◆ **Task input**:
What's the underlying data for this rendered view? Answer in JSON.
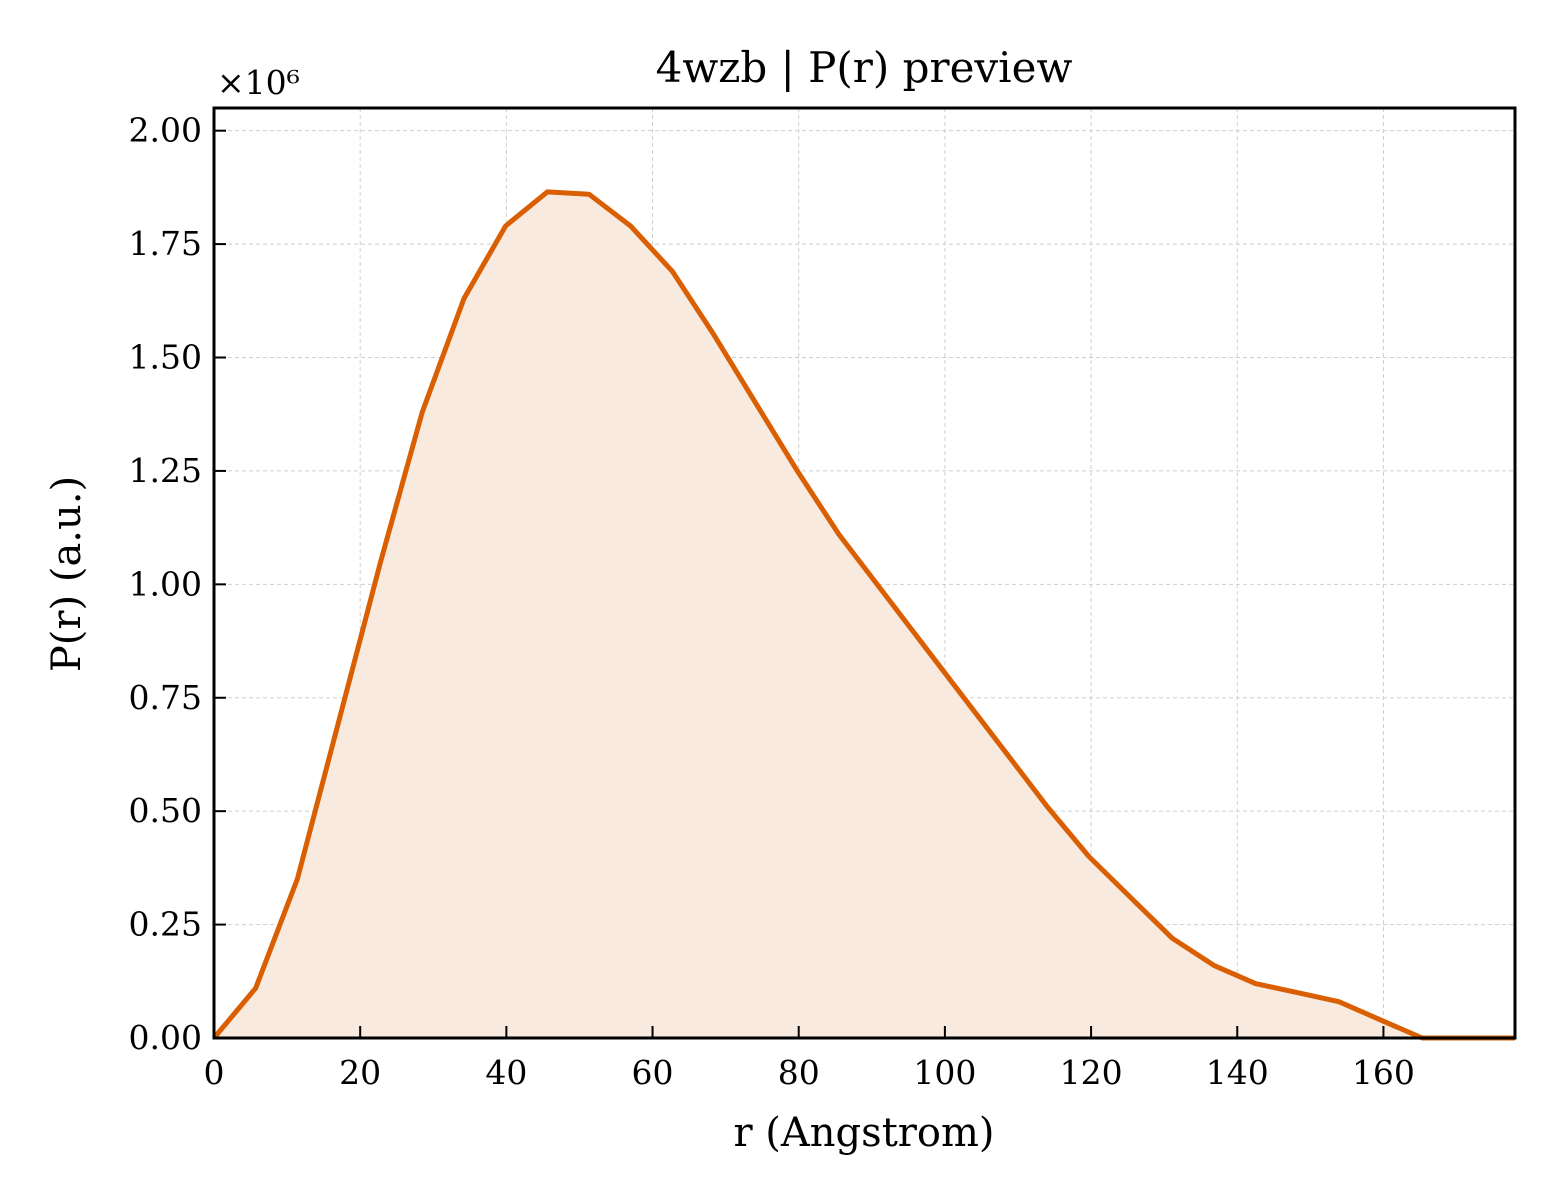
{
  "chart_data": {
    "type": "area",
    "title": "4wzb | P(r) preview",
    "xlabel": "r (Angstrom)",
    "ylabel": "P(r) (a.u.)",
    "y_multiplier_label": "×10⁶",
    "y_multiplier": 1000000,
    "xlim": [
      0,
      178
    ],
    "ylim": [
      0,
      2.05
    ],
    "x_ticks": [
      0,
      20,
      40,
      60,
      80,
      100,
      120,
      140,
      160
    ],
    "x_tick_labels": [
      "0",
      "20",
      "40",
      "60",
      "80",
      "100",
      "120",
      "140",
      "160"
    ],
    "y_ticks": [
      0,
      0.25,
      0.5,
      0.75,
      1.0,
      1.25,
      1.5,
      1.75,
      2.0
    ],
    "y_tick_labels": [
      "0.00",
      "0.25",
      "0.50",
      "0.75",
      "1.00",
      "1.25",
      "1.50",
      "1.75",
      "2.00"
    ],
    "grid": true,
    "series": [
      {
        "color": "#d95f02",
        "fill_color": "#f9eadf",
        "x": [
          0,
          5.7,
          11.4,
          17.1,
          22.8,
          28.5,
          34.2,
          39.9,
          45.6,
          51.3,
          57.0,
          62.7,
          68.4,
          74.1,
          79.8,
          85.5,
          91.2,
          96.9,
          102.6,
          108.3,
          114.0,
          119.7,
          125.4,
          131.1,
          136.8,
          142.5,
          148.2,
          153.9,
          159.6,
          165.3,
          171.0,
          176.7
        ],
        "y": [
          0.0,
          0.11,
          0.35,
          0.7,
          1.05,
          1.38,
          1.63,
          1.79,
          1.865,
          1.86,
          1.79,
          1.69,
          1.55,
          1.4,
          1.25,
          1.11,
          0.99,
          0.87,
          0.75,
          0.63,
          0.51,
          0.4,
          0.31,
          0.22,
          0.16,
          0.12,
          0.1,
          0.08,
          0.04,
          -0.01,
          0.0,
          -0.04
        ]
      }
    ]
  }
}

◆ **Task goal**: Word for word, quote the full listing, omitting every picture.

◆ **Expected answer**:
What's the underlying data for this rendered view? Answer in JSON.
{
  "chart_data": {
    "type": "area",
    "title": "4wzb | P(r) preview",
    "xlabel": "r (Angstrom)",
    "ylabel": "P(r) (a.u.)",
    "y_multiplier_label": "×10⁶",
    "y_multiplier": 1000000,
    "xlim": [
      0,
      178
    ],
    "ylim": [
      0,
      2.05
    ],
    "x_ticks": [
      0,
      20,
      40,
      60,
      80,
      100,
      120,
      140,
      160
    ],
    "x_tick_labels": [
      "0",
      "20",
      "40",
      "60",
      "80",
      "100",
      "120",
      "140",
      "160"
    ],
    "y_ticks": [
      0,
      0.25,
      0.5,
      0.75,
      1.0,
      1.25,
      1.5,
      1.75,
      2.0
    ],
    "y_tick_labels": [
      "0.00",
      "0.25",
      "0.50",
      "0.75",
      "1.00",
      "1.25",
      "1.50",
      "1.75",
      "2.00"
    ],
    "grid": true,
    "series": [
      {
        "color": "#d95f02",
        "fill_color": "#f9eadf",
        "x": [
          0,
          5.7,
          11.4,
          17.1,
          22.8,
          28.5,
          34.2,
          39.9,
          45.6,
          51.3,
          57.0,
          62.7,
          68.4,
          74.1,
          79.8,
          85.5,
          91.2,
          96.9,
          102.6,
          108.3,
          114.0,
          119.7,
          125.4,
          131.1,
          136.8,
          142.5,
          148.2,
          153.9,
          159.6,
          165.3,
          171.0,
          176.7
        ],
        "y": [
          0.0,
          0.11,
          0.35,
          0.7,
          1.05,
          1.38,
          1.63,
          1.79,
          1.865,
          1.86,
          1.79,
          1.69,
          1.55,
          1.4,
          1.25,
          1.11,
          0.99,
          0.87,
          0.75,
          0.63,
          0.51,
          0.4,
          0.31,
          0.22,
          0.16,
          0.12,
          0.1,
          0.08,
          0.04,
          -0.01,
          0.0,
          -0.04
        ]
      }
    ]
  }
}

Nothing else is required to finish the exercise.